** Begin Supplied data **

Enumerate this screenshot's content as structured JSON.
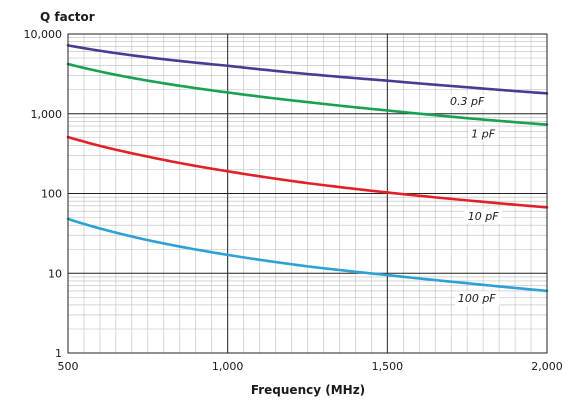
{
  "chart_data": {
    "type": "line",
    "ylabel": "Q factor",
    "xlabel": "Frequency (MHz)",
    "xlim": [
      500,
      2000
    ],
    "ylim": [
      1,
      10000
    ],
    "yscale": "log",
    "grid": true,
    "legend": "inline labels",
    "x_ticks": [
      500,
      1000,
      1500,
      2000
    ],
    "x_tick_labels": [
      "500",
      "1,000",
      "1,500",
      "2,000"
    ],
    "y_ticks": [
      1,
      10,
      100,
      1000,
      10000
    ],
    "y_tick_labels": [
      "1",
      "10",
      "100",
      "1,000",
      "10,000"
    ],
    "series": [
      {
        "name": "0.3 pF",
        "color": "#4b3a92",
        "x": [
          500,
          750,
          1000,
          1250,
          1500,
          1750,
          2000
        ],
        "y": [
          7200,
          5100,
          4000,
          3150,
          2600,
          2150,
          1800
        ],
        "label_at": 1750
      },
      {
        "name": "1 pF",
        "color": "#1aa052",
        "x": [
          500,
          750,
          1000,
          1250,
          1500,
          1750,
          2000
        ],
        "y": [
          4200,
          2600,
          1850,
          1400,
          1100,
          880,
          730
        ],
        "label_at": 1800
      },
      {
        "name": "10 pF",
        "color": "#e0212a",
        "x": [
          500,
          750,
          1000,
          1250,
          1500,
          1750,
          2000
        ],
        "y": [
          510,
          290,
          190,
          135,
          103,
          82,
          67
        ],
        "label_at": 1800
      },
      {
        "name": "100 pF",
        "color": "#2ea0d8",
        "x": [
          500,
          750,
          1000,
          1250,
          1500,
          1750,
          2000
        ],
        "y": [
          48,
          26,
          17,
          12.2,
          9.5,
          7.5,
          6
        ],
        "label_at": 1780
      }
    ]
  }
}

** End Supplied data **

Task goal: Copy all lines of the material above where the string "color" occurs.

Solved problem:
        "color": "#4b3a92",
        "color": "#1aa052",
        "color": "#e0212a",
        "color": "#2ea0d8",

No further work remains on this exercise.